GOAL OF THE EXERCISE ▸
Your task is to repeat the entries exactly. Leave the pictures out.

══════════

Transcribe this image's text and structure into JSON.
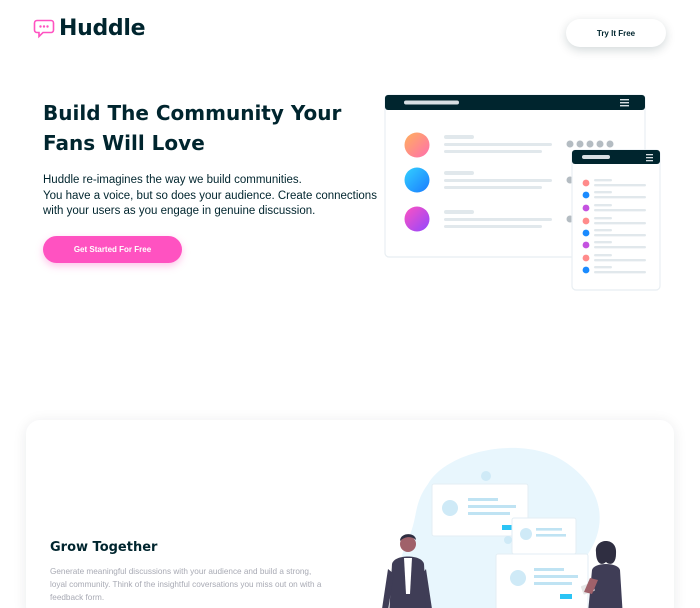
{
  "header": {
    "brand": "Huddle",
    "logo_icon": "chat-bubble-icon",
    "cta_label": "Try It Free"
  },
  "hero": {
    "title": "Build The Community Your Fans Will Love",
    "description_lines": [
      "Huddle re-imagines the way we build communities.",
      "You have a voice, but so does your audience. Create connections",
      "with your users as you engage in genuine discussion."
    ],
    "cta_label": "Get Started For Free"
  },
  "feature": {
    "title": "Grow Together",
    "text_lines": [
      "Generate meaningful discussions with your audience and build a strong,",
      "loyal community. Think of the insightful coversations you miss out on with a",
      "feedback form."
    ]
  },
  "colors": {
    "dark": "#00252e",
    "pink": "#ff52c1",
    "muted": "#a8aab4"
  }
}
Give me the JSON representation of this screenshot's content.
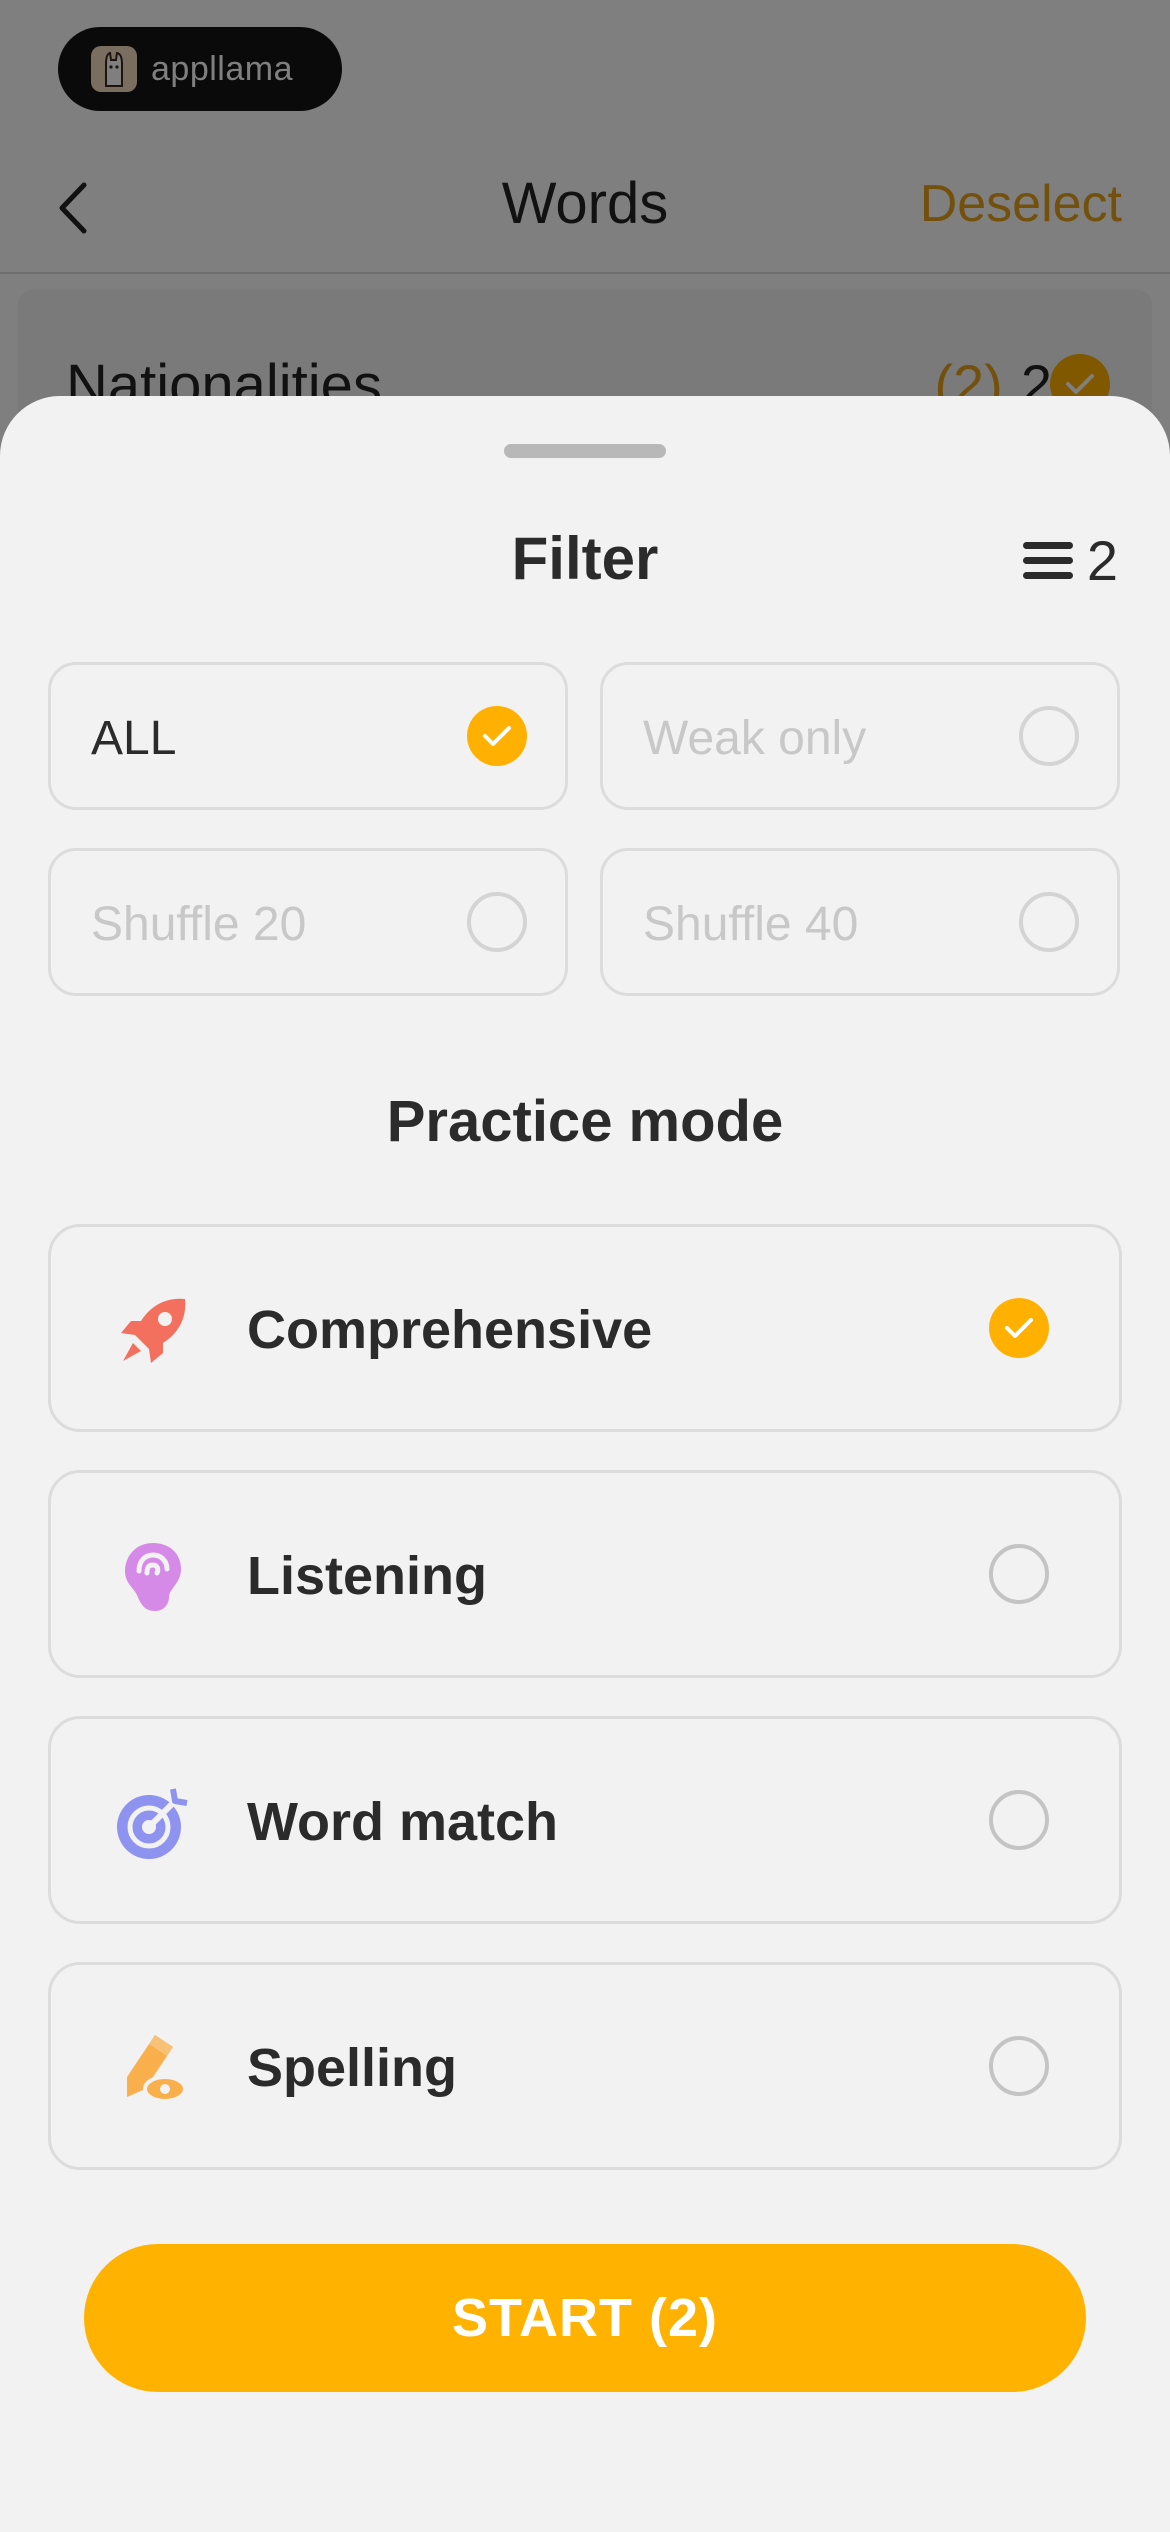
{
  "brand": {
    "name": "appllama"
  },
  "nav": {
    "title": "Words",
    "deselect": "Deselect"
  },
  "list": {
    "label": "Nationalities",
    "weak_count": "(2)",
    "count": "2"
  },
  "sheet": {
    "title": "Filter",
    "filter_count": "2"
  },
  "filters": [
    {
      "label": "ALL",
      "selected": true
    },
    {
      "label": "Weak only",
      "selected": false
    },
    {
      "label": "Shuffle 20",
      "selected": false
    },
    {
      "label": "Shuffle 40",
      "selected": false
    }
  ],
  "practice": {
    "title": "Practice mode",
    "modes": [
      {
        "label": "Comprehensive",
        "icon": "rocket-icon",
        "color": "#f3705f",
        "selected": true
      },
      {
        "label": "Listening",
        "icon": "ear-icon",
        "color": "#d58ae8",
        "selected": false
      },
      {
        "label": "Word match",
        "icon": "target-icon",
        "color": "#8f93f0",
        "selected": false
      },
      {
        "label": "Spelling",
        "icon": "pencil-eye-icon",
        "color": "#f9b04c",
        "selected": false
      }
    ]
  },
  "start": {
    "label": "START (2)"
  },
  "colors": {
    "accent": "#ffb000",
    "deselect": "#e6a21a",
    "sheet_bg": "#f2f2f2"
  }
}
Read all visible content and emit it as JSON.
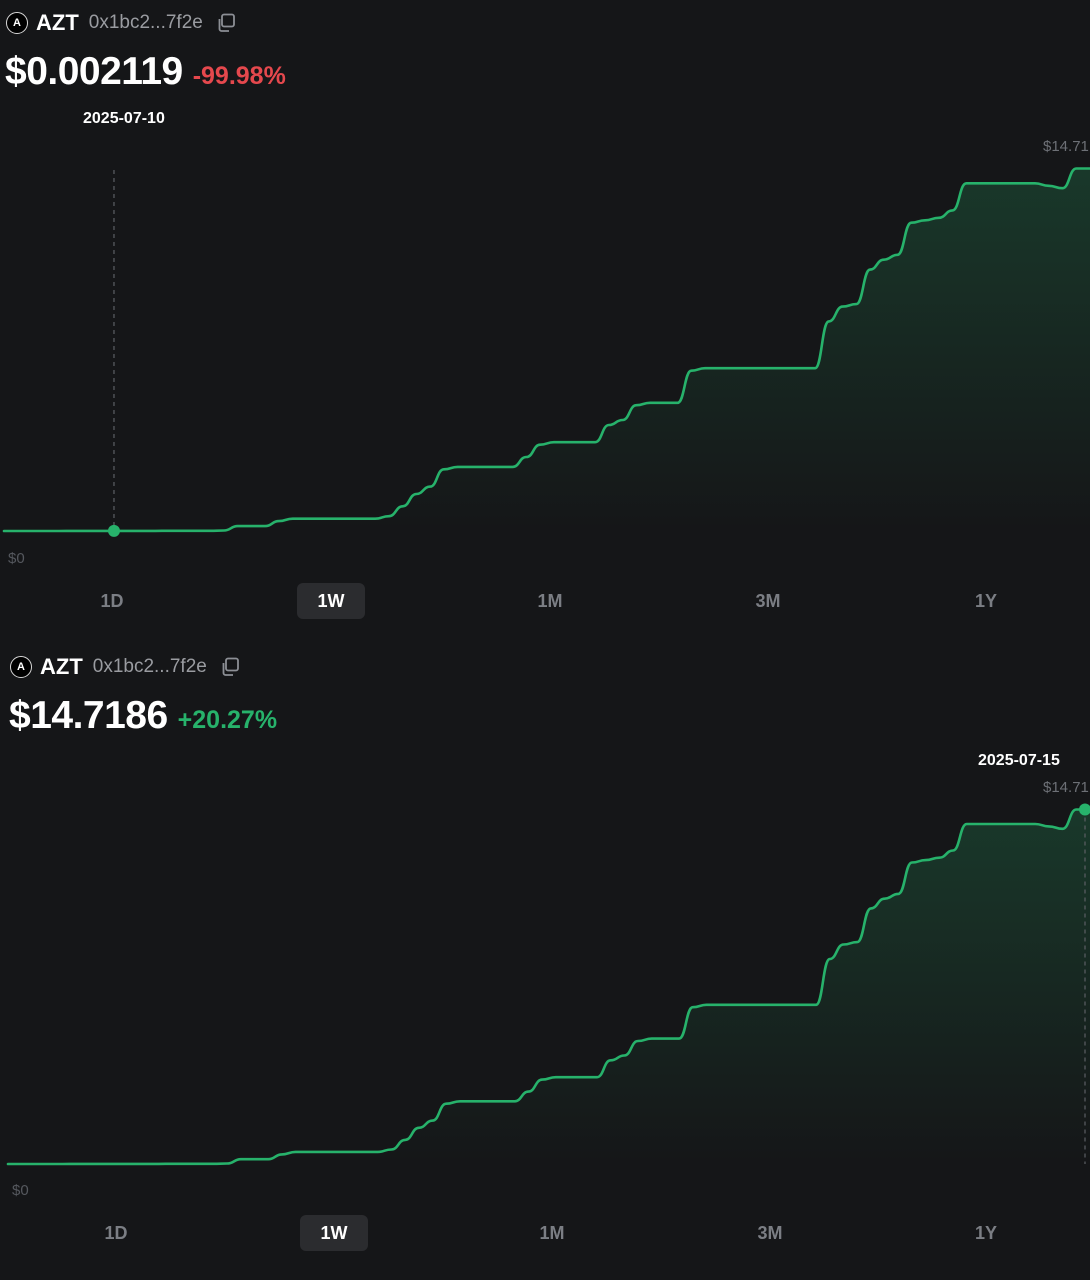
{
  "panels": [
    {
      "token": {
        "symbol": "AZT",
        "address": "0x1bc2...7f2e",
        "logo_letter": "A"
      },
      "price": "$0.002119",
      "change": "-99.98%",
      "change_dir": "down",
      "hover_date": "2025-07-10",
      "max_label": "$14.71",
      "zero_label": "$0",
      "ranges": [
        "1D",
        "1W",
        "1M",
        "3M",
        "1Y"
      ],
      "selected_range": "1W"
    },
    {
      "token": {
        "symbol": "AZT",
        "address": "0x1bc2...7f2e",
        "logo_letter": "A"
      },
      "price": "$14.7186",
      "change": "+20.27%",
      "change_dir": "up",
      "hover_date": "2025-07-15",
      "max_label": "$14.71",
      "zero_label": "$0",
      "ranges": [
        "1D",
        "1W",
        "1M",
        "3M",
        "1Y"
      ],
      "selected_range": "1W"
    }
  ],
  "colors": {
    "line": "#27b26b",
    "negative": "#e5484d",
    "positive": "#27b26b",
    "background": "#151618"
  },
  "chart_data": {
    "type": "line",
    "x_range": [
      "2025-07-08",
      "2025-07-15"
    ],
    "ylim": [
      0,
      14.72
    ],
    "values": [
      0.002,
      0.002,
      0.002,
      0.002,
      0.002,
      0.003,
      0.003,
      0.003,
      0.004,
      0.004,
      0.004,
      0.006,
      0.007,
      0.008,
      0.009,
      0.01,
      0.02,
      0.2,
      0.2,
      0.2,
      0.4,
      0.5,
      0.5,
      0.5,
      0.5,
      0.5,
      0.5,
      0.5,
      0.6,
      1.0,
      1.5,
      1.8,
      2.5,
      2.6,
      2.6,
      2.6,
      2.6,
      2.6,
      3.0,
      3.5,
      3.6,
      3.6,
      3.6,
      3.6,
      4.3,
      4.5,
      5.1,
      5.2,
      5.2,
      5.2,
      6.5,
      6.6,
      6.6,
      6.6,
      6.6,
      6.6,
      6.6,
      6.6,
      6.6,
      6.6,
      8.5,
      9.1,
      9.2,
      10.6,
      11.0,
      11.2,
      12.5,
      12.6,
      12.7,
      13.0,
      14.1,
      14.1,
      14.1,
      14.1,
      14.1,
      14.1,
      14.0,
      13.9,
      14.7,
      14.7
    ]
  }
}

══════════

TASK RESULT ▸
Transcribe this image's text and structure into JSON.
{
  "header": {
    "brand": "Huddle",
    "logo_icon": "chat-bubble-icon",
    "cta_label": "Try It Free"
  },
  "hero": {
    "title": "Build The Community Your Fans Will Love",
    "description_lines": [
      "Huddle re-imagines the way we build communities.",
      "You have a voice, but so does your audience. Create connections",
      "with your users as you engage in genuine discussion."
    ],
    "cta_label": "Get Started For Free"
  },
  "feature": {
    "title": "Grow Together",
    "text_lines": [
      "Generate meaningful discussions with your audience and build a strong,",
      "loyal community. Think of the insightful coversations you miss out on with a",
      "feedback form."
    ]
  },
  "colors": {
    "dark": "#00252e",
    "pink": "#ff52c1",
    "muted": "#a8aab4"
  }
}
Give me the JSON representation of this screenshot's content.
{
  "brand": {
    "name": "appllama"
  },
  "nav": {
    "title": "Words",
    "deselect": "Deselect"
  },
  "list": {
    "label": "Nationalities",
    "weak_count": "(2)",
    "count": "2"
  },
  "sheet": {
    "title": "Filter",
    "filter_count": "2"
  },
  "filters": [
    {
      "label": "ALL",
      "selected": true
    },
    {
      "label": "Weak only",
      "selected": false
    },
    {
      "label": "Shuffle 20",
      "selected": false
    },
    {
      "label": "Shuffle 40",
      "selected": false
    }
  ],
  "practice": {
    "title": "Practice mode",
    "modes": [
      {
        "label": "Comprehensive",
        "icon": "rocket-icon",
        "color": "#f3705f",
        "selected": true
      },
      {
        "label": "Listening",
        "icon": "ear-icon",
        "color": "#d58ae8",
        "selected": false
      },
      {
        "label": "Word match",
        "icon": "target-icon",
        "color": "#8f93f0",
        "selected": false
      },
      {
        "label": "Spelling",
        "icon": "pencil-eye-icon",
        "color": "#f9b04c",
        "selected": false
      }
    ]
  },
  "start": {
    "label": "START (2)"
  },
  "colors": {
    "accent": "#ffb000",
    "deselect": "#e6a21a",
    "sheet_bg": "#f2f2f2"
  }
}
Read all visible content and emit it as JSON.
{
  "panels": [
    {
      "token": {
        "symbol": "AZT",
        "address": "0x1bc2...7f2e",
        "logo_letter": "A"
      },
      "price": "$0.002119",
      "change": "-99.98%",
      "change_dir": "down",
      "hover_date": "2025-07-10",
      "max_label": "$14.71",
      "zero_label": "$0",
      "ranges": [
        "1D",
        "1W",
        "1M",
        "3M",
        "1Y"
      ],
      "selected_range": "1W"
    },
    {
      "token": {
        "symbol": "AZT",
        "address": "0x1bc2...7f2e",
        "logo_letter": "A"
      },
      "price": "$14.7186",
      "change": "+20.27%",
      "change_dir": "up",
      "hover_date": "2025-07-15",
      "max_label": "$14.71",
      "zero_label": "$0",
      "ranges": [
        "1D",
        "1W",
        "1M",
        "3M",
        "1Y"
      ],
      "selected_range": "1W"
    }
  ],
  "colors": {
    "line": "#27b26b",
    "negative": "#e5484d",
    "positive": "#27b26b",
    "background": "#151618"
  },
  "chart_data": {
    "type": "line",
    "x_range": [
      "2025-07-08",
      "2025-07-15"
    ],
    "ylim": [
      0,
      14.72
    ],
    "values": [
      0.002,
      0.002,
      0.002,
      0.002,
      0.002,
      0.003,
      0.003,
      0.003,
      0.004,
      0.004,
      0.004,
      0.006,
      0.007,
      0.008,
      0.009,
      0.01,
      0.02,
      0.2,
      0.2,
      0.2,
      0.4,
      0.5,
      0.5,
      0.5,
      0.5,
      0.5,
      0.5,
      0.5,
      0.6,
      1.0,
      1.5,
      1.8,
      2.5,
      2.6,
      2.6,
      2.6,
      2.6,
      2.6,
      3.0,
      3.5,
      3.6,
      3.6,
      3.6,
      3.6,
      4.3,
      4.5,
      5.1,
      5.2,
      5.2,
      5.2,
      6.5,
      6.6,
      6.6,
      6.6,
      6.6,
      6.6,
      6.6,
      6.6,
      6.6,
      6.6,
      8.5,
      9.1,
      9.2,
      10.6,
      11.0,
      11.2,
      12.5,
      12.6,
      12.7,
      13.0,
      14.1,
      14.1,
      14.1,
      14.1,
      14.1,
      14.1,
      14.0,
      13.9,
      14.7,
      14.7
    ]
  }
}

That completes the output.